START Dataset content
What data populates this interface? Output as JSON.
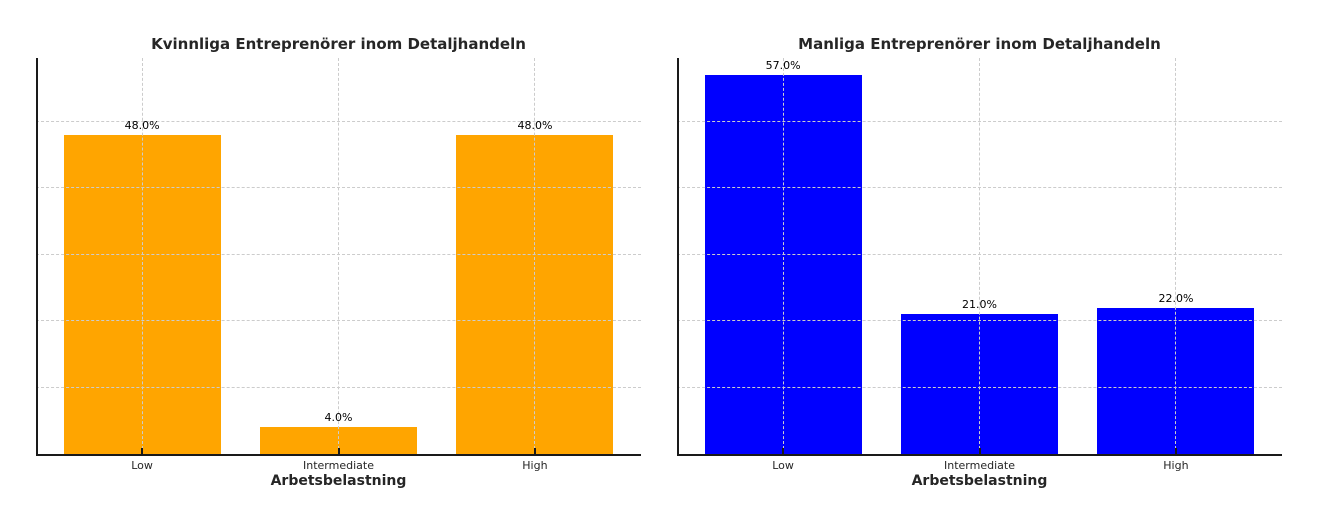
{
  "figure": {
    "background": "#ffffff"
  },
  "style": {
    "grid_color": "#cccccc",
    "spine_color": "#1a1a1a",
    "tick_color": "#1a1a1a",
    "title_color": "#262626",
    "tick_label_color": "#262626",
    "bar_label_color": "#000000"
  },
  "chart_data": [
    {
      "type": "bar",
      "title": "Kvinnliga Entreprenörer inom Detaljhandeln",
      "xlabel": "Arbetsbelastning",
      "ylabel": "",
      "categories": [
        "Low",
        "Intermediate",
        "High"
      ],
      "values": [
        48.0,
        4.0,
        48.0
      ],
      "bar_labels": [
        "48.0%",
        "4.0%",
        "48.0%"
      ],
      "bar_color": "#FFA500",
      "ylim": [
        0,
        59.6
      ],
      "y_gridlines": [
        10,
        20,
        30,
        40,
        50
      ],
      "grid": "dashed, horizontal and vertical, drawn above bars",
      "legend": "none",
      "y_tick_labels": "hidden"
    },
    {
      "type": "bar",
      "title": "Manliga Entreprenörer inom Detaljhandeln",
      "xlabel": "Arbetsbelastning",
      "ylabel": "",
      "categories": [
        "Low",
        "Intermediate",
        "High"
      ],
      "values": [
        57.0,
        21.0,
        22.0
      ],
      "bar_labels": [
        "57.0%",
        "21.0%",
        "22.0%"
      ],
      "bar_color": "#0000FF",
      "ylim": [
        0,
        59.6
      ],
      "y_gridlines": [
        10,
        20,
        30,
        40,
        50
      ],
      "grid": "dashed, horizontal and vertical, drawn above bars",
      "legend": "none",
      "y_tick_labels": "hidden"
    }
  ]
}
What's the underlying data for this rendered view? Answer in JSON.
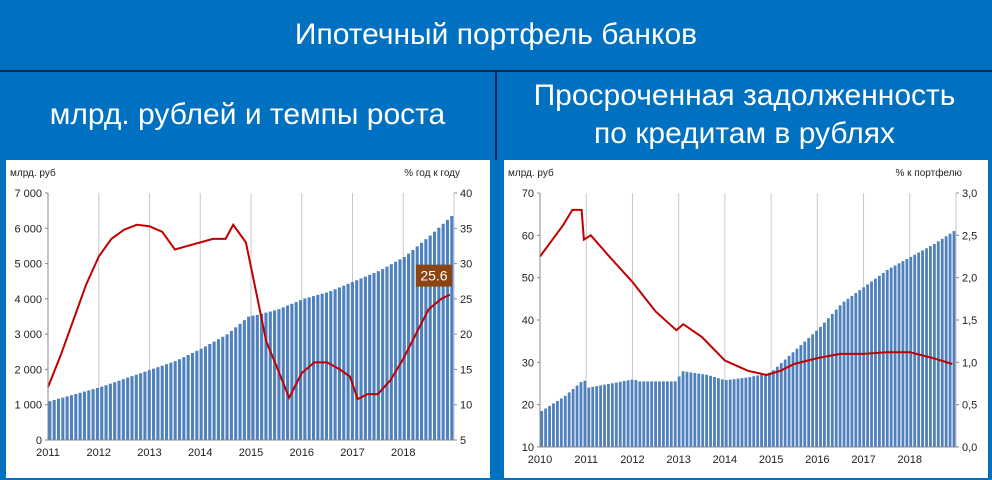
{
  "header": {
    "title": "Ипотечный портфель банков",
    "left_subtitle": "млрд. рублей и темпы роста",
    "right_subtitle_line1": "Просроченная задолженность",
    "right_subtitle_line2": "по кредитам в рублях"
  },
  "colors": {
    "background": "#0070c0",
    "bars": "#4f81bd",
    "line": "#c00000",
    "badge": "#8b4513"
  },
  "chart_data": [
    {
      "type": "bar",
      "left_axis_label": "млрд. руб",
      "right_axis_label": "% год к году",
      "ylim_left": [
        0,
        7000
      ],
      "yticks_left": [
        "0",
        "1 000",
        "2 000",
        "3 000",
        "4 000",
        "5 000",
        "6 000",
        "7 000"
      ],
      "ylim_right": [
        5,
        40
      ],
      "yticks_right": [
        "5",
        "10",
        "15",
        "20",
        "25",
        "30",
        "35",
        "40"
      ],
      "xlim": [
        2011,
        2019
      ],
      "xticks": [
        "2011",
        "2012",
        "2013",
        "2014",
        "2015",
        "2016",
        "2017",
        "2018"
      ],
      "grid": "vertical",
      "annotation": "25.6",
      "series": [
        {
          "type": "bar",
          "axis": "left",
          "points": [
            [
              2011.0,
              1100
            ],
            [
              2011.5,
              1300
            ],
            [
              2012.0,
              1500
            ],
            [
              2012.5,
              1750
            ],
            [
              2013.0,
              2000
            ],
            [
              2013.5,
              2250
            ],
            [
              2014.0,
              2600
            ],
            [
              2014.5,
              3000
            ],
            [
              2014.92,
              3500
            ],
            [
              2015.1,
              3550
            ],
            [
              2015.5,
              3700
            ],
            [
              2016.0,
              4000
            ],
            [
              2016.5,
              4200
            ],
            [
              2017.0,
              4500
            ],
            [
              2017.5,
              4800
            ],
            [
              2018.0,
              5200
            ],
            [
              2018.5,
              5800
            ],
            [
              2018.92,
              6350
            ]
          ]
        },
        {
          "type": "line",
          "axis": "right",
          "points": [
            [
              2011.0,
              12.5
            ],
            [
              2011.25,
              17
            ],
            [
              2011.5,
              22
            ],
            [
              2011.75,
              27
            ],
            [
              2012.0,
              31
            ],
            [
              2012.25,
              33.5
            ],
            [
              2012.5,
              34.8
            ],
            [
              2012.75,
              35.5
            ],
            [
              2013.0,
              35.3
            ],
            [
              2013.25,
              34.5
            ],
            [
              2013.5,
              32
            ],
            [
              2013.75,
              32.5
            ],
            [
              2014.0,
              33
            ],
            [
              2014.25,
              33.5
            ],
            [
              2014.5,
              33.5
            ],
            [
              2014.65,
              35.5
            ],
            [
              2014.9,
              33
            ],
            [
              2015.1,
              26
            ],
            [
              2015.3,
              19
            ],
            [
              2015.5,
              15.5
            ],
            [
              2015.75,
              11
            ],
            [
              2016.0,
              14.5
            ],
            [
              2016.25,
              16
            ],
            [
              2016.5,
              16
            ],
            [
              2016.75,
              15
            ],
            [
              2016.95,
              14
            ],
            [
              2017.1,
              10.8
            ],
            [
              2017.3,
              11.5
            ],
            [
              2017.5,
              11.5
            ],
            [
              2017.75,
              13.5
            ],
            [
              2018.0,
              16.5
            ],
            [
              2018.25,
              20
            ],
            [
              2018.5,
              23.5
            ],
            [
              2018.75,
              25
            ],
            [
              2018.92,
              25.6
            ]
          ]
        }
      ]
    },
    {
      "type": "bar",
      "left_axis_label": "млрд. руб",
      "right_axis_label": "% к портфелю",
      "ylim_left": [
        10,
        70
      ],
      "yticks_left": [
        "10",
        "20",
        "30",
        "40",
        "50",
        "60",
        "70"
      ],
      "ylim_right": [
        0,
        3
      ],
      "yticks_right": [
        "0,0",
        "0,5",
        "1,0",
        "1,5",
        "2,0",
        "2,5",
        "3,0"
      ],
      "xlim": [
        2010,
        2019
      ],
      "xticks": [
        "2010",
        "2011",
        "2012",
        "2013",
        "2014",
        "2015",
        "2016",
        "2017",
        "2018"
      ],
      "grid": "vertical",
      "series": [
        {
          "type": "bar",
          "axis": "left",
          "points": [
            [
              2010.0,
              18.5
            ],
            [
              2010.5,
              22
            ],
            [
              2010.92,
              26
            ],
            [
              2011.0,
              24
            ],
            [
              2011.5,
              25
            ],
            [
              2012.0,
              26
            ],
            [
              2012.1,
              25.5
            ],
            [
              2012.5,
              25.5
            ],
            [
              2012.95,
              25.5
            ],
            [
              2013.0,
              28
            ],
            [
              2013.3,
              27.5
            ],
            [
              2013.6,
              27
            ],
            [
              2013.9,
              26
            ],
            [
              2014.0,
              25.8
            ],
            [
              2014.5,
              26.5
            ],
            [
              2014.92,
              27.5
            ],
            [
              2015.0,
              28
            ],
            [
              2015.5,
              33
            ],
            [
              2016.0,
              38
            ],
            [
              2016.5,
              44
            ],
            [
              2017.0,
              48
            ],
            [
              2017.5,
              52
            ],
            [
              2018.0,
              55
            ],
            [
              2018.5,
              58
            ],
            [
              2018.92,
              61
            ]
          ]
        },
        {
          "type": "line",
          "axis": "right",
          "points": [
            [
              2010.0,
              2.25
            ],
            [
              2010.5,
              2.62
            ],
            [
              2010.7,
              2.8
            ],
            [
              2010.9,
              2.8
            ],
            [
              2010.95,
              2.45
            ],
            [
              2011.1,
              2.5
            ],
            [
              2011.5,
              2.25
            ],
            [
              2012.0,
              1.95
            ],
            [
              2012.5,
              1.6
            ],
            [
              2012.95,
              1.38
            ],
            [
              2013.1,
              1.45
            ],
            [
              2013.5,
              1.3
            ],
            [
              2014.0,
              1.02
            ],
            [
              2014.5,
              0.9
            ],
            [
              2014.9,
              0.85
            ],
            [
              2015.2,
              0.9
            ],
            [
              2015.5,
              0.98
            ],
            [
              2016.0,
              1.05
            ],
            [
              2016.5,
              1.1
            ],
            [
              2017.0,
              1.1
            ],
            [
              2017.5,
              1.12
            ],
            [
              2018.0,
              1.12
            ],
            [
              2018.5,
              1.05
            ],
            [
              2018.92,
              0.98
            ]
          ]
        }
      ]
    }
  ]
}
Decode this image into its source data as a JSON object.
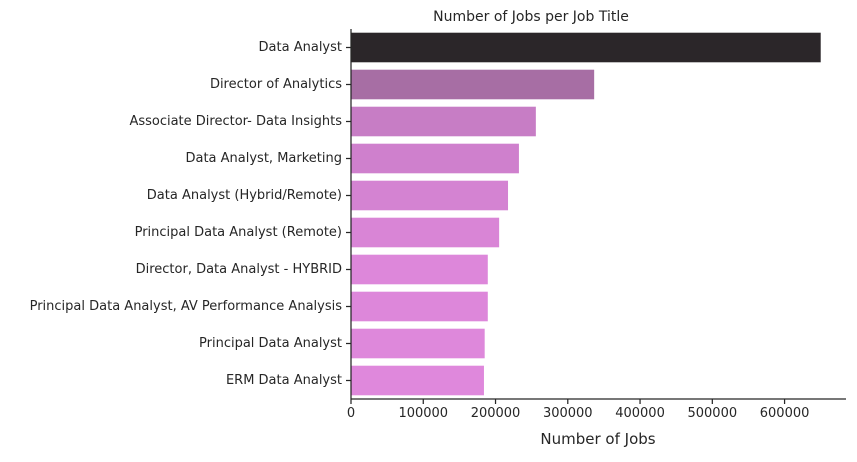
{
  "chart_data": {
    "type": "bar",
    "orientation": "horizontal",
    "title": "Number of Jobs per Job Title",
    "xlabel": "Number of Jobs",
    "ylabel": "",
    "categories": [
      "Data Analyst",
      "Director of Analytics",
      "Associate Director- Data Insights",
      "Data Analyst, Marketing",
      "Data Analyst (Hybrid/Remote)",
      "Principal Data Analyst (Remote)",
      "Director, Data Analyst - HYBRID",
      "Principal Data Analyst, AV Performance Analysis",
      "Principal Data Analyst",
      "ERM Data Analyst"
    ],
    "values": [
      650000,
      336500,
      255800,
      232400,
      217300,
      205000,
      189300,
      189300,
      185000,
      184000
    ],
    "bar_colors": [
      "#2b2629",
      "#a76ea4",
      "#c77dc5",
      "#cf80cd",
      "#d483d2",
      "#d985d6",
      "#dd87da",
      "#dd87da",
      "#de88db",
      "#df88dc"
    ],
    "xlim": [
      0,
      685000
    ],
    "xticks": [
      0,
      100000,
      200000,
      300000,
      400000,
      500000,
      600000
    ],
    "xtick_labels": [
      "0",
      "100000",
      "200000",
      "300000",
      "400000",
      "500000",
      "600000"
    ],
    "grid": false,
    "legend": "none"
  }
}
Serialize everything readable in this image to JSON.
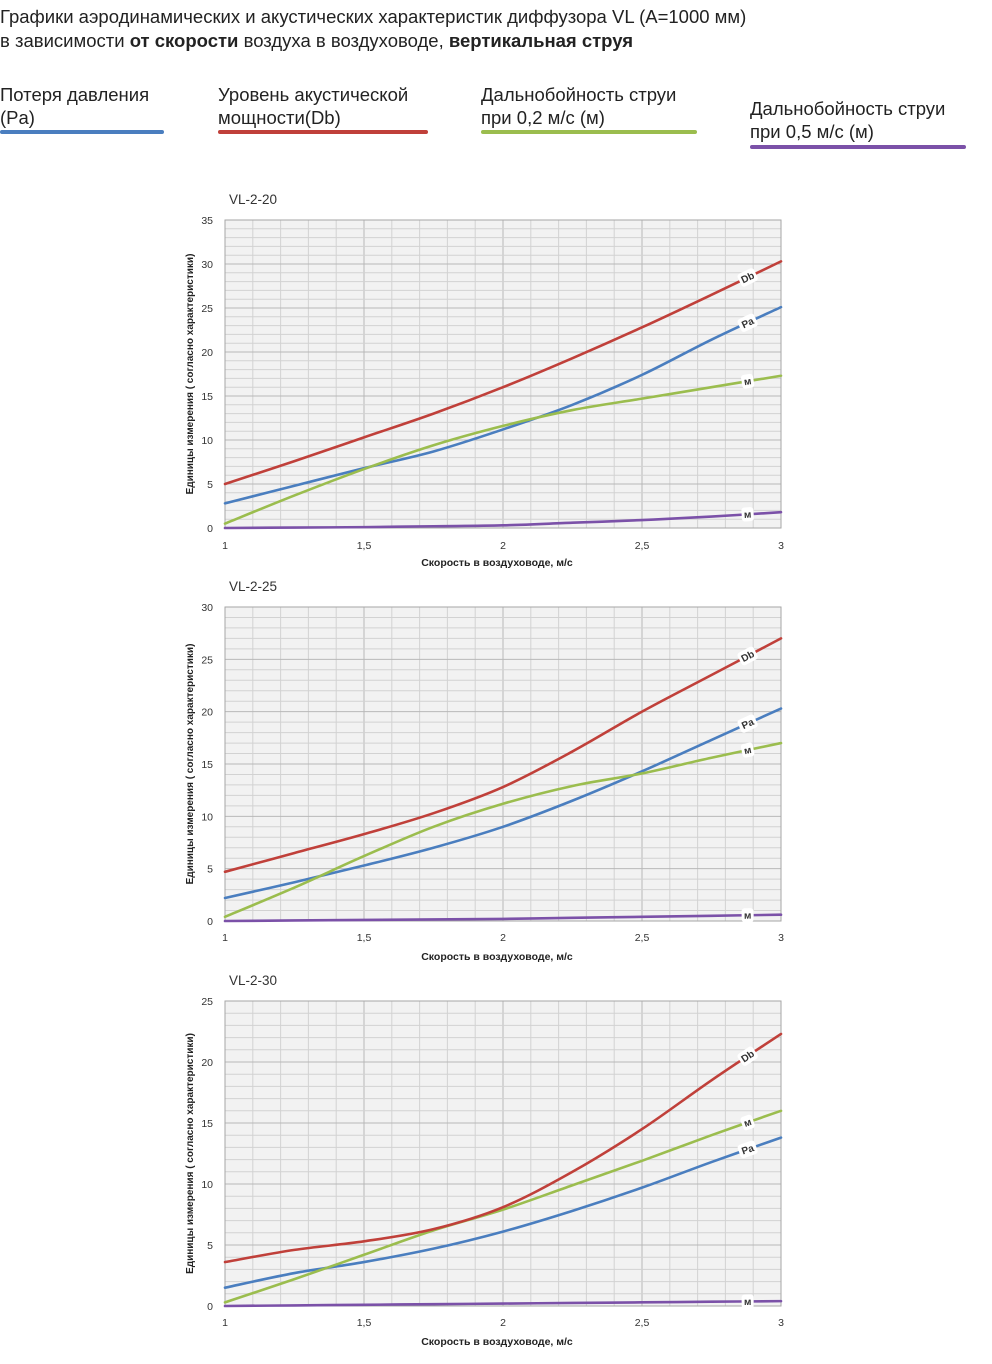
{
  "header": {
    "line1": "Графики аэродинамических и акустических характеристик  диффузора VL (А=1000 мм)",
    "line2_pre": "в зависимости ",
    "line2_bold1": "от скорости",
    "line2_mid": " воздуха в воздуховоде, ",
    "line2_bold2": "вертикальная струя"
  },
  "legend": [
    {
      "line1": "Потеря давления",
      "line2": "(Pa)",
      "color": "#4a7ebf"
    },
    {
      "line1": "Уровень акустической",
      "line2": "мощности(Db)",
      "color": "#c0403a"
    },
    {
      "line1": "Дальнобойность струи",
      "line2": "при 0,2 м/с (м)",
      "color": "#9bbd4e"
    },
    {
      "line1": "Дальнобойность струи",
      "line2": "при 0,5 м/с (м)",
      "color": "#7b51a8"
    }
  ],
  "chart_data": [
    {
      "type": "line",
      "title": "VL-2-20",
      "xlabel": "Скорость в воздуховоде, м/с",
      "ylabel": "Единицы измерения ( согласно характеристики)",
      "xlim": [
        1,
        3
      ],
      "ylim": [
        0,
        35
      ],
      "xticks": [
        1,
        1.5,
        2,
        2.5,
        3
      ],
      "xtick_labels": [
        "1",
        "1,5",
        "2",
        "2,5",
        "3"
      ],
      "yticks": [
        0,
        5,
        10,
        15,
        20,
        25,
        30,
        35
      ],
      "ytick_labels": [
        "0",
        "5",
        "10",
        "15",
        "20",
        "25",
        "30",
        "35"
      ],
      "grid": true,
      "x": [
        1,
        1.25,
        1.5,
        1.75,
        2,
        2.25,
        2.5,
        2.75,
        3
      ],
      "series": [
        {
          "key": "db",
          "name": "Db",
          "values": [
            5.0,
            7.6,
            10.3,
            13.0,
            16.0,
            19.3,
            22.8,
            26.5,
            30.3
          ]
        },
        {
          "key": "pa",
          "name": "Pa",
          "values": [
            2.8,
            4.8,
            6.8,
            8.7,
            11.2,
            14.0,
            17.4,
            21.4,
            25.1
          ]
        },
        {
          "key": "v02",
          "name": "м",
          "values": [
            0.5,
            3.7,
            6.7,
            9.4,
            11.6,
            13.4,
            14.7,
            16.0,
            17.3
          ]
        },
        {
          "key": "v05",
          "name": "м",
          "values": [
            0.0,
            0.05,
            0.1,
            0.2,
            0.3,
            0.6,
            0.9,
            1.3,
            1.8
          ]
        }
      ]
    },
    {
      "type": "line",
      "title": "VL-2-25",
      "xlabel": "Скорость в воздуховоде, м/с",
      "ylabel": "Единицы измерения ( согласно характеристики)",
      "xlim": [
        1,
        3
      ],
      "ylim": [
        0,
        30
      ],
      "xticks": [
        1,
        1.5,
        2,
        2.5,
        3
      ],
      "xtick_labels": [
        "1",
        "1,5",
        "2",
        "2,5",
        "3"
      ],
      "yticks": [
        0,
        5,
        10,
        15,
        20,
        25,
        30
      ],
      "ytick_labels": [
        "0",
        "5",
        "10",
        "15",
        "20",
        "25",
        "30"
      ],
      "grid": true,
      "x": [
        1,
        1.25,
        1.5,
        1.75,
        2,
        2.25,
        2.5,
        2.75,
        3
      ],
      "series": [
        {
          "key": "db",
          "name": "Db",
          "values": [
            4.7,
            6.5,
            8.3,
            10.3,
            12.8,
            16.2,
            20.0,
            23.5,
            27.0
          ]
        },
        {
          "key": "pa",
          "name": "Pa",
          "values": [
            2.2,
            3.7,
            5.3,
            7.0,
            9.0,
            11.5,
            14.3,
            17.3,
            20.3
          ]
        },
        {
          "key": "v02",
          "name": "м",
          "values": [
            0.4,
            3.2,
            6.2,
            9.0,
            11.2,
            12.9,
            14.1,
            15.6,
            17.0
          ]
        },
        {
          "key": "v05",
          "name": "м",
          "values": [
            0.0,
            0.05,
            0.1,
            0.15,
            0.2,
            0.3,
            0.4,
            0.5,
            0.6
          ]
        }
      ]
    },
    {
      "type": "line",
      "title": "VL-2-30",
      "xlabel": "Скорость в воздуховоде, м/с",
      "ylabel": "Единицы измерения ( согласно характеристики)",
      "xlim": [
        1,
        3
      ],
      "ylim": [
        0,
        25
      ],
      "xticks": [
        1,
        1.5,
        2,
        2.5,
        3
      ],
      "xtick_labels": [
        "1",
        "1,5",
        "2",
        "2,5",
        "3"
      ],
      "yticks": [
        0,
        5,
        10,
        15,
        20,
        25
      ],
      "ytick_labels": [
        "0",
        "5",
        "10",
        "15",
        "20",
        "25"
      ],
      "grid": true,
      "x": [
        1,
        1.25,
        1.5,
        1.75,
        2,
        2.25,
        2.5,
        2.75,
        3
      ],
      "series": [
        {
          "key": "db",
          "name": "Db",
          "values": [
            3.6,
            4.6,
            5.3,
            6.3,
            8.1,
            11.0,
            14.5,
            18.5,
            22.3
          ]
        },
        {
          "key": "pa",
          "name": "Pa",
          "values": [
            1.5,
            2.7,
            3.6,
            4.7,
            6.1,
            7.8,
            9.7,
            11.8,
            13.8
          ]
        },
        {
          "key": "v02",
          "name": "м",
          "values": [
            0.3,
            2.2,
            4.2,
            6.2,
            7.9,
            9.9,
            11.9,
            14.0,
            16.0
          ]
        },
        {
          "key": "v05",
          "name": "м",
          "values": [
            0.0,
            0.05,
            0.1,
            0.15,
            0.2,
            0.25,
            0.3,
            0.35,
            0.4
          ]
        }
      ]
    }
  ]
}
END Dataset content
→ Exercise goal: Show every line of the records above that contains the word "What".

→ Solution to the problem:
What data populates this interface? Output as JSON.
What's the underlying data for this rendered view? Answer in JSON.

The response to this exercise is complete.